____ DATA PROVIDED

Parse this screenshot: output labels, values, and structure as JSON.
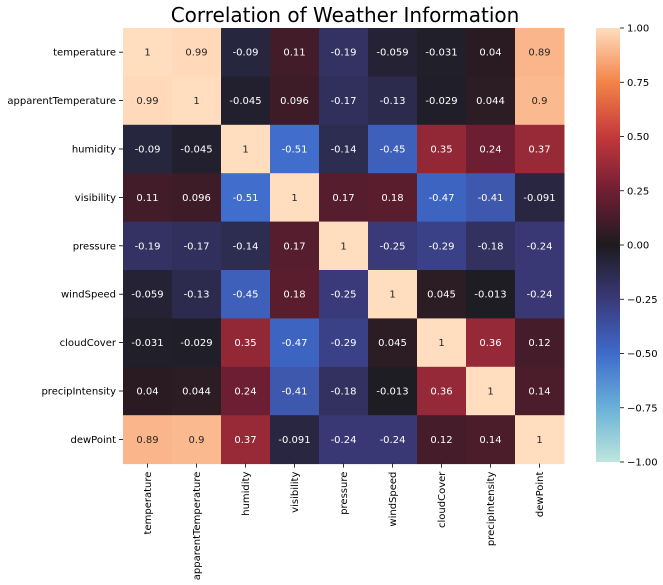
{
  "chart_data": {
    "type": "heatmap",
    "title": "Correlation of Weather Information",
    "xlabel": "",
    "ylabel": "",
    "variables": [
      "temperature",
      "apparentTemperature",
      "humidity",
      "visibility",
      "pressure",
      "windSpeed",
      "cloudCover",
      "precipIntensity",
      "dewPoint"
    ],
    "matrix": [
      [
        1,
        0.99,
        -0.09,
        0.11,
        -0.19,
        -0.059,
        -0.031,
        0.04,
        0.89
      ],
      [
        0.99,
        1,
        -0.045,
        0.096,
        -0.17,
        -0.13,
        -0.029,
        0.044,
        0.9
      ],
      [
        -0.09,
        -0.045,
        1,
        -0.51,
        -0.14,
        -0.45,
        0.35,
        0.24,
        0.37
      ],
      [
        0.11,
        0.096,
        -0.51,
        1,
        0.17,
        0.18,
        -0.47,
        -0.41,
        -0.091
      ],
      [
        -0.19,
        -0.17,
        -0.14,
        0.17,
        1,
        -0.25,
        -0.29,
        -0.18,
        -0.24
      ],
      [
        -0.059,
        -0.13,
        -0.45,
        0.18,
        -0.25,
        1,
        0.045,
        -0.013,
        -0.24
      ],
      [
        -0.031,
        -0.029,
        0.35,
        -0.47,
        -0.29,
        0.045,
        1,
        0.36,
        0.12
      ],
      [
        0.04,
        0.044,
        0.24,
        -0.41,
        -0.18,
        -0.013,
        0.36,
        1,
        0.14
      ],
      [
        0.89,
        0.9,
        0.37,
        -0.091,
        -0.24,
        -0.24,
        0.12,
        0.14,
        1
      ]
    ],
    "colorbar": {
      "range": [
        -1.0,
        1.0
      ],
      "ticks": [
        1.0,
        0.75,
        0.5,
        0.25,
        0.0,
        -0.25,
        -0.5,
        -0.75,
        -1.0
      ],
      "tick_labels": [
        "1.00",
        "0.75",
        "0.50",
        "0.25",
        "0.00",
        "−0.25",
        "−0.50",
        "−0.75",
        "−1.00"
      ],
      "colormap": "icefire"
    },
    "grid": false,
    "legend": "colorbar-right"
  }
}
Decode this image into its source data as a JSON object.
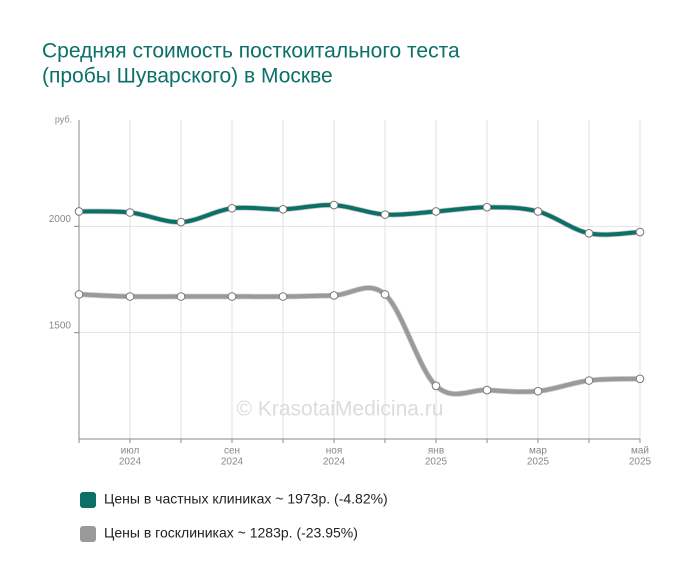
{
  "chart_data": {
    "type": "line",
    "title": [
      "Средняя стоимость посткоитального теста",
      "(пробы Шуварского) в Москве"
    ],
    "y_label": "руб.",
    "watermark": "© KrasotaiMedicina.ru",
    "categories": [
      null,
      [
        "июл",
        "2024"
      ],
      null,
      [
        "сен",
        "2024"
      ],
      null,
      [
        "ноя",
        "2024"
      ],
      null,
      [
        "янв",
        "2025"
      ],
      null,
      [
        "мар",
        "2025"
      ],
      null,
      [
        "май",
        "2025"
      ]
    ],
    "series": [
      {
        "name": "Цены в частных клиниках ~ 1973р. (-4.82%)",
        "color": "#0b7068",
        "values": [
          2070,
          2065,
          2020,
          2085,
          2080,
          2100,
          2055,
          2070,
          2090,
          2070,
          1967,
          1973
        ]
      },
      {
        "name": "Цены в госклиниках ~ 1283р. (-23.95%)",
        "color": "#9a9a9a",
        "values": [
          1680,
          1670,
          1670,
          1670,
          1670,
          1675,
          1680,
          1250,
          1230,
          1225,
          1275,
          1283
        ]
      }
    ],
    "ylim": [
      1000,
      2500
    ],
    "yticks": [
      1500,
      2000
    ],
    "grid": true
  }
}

________

**DIRECTIONS FOR THIS TASK**
Reproduce each line exactly as it appears, omitting the pictures.

**RESULT FOR THIS TASK**
Parse this screenshot: output labels, values, and structure as JSON.
{
  "chart_data": {
    "type": "heatmap",
    "title": "Correlation of Weather Information",
    "xlabel": "",
    "ylabel": "",
    "variables": [
      "temperature",
      "apparentTemperature",
      "humidity",
      "visibility",
      "pressure",
      "windSpeed",
      "cloudCover",
      "precipIntensity",
      "dewPoint"
    ],
    "matrix": [
      [
        1,
        0.99,
        -0.09,
        0.11,
        -0.19,
        -0.059,
        -0.031,
        0.04,
        0.89
      ],
      [
        0.99,
        1,
        -0.045,
        0.096,
        -0.17,
        -0.13,
        -0.029,
        0.044,
        0.9
      ],
      [
        -0.09,
        -0.045,
        1,
        -0.51,
        -0.14,
        -0.45,
        0.35,
        0.24,
        0.37
      ],
      [
        0.11,
        0.096,
        -0.51,
        1,
        0.17,
        0.18,
        -0.47,
        -0.41,
        -0.091
      ],
      [
        -0.19,
        -0.17,
        -0.14,
        0.17,
        1,
        -0.25,
        -0.29,
        -0.18,
        -0.24
      ],
      [
        -0.059,
        -0.13,
        -0.45,
        0.18,
        -0.25,
        1,
        0.045,
        -0.013,
        -0.24
      ],
      [
        -0.031,
        -0.029,
        0.35,
        -0.47,
        -0.29,
        0.045,
        1,
        0.36,
        0.12
      ],
      [
        0.04,
        0.044,
        0.24,
        -0.41,
        -0.18,
        -0.013,
        0.36,
        1,
        0.14
      ],
      [
        0.89,
        0.9,
        0.37,
        -0.091,
        -0.24,
        -0.24,
        0.12,
        0.14,
        1
      ]
    ],
    "colorbar": {
      "range": [
        -1.0,
        1.0
      ],
      "ticks": [
        1.0,
        0.75,
        0.5,
        0.25,
        0.0,
        -0.25,
        -0.5,
        -0.75,
        -1.0
      ],
      "tick_labels": [
        "1.00",
        "0.75",
        "0.50",
        "0.25",
        "0.00",
        "−0.25",
        "−0.50",
        "−0.75",
        "−1.00"
      ],
      "colormap": "icefire"
    },
    "grid": false,
    "legend": "colorbar-right"
  }
}
Decode this image into its source data as a JSON object.
{
  "chart_data": {
    "type": "line",
    "title": [
      "Средняя стоимость посткоитального теста",
      "(пробы Шуварского) в Москве"
    ],
    "y_label": "руб.",
    "watermark": "© KrasotaiMedicina.ru",
    "categories": [
      null,
      [
        "июл",
        "2024"
      ],
      null,
      [
        "сен",
        "2024"
      ],
      null,
      [
        "ноя",
        "2024"
      ],
      null,
      [
        "янв",
        "2025"
      ],
      null,
      [
        "мар",
        "2025"
      ],
      null,
      [
        "май",
        "2025"
      ]
    ],
    "series": [
      {
        "name": "Цены в частных клиниках ~ 1973р. (-4.82%)",
        "color": "#0b7068",
        "values": [
          2070,
          2065,
          2020,
          2085,
          2080,
          2100,
          2055,
          2070,
          2090,
          2070,
          1967,
          1973
        ]
      },
      {
        "name": "Цены в госклиниках ~ 1283р. (-23.95%)",
        "color": "#9a9a9a",
        "values": [
          1680,
          1670,
          1670,
          1670,
          1670,
          1675,
          1680,
          1250,
          1230,
          1225,
          1275,
          1283
        ]
      }
    ],
    "ylim": [
      1000,
      2500
    ],
    "yticks": [
      1500,
      2000
    ],
    "grid": true
  }
}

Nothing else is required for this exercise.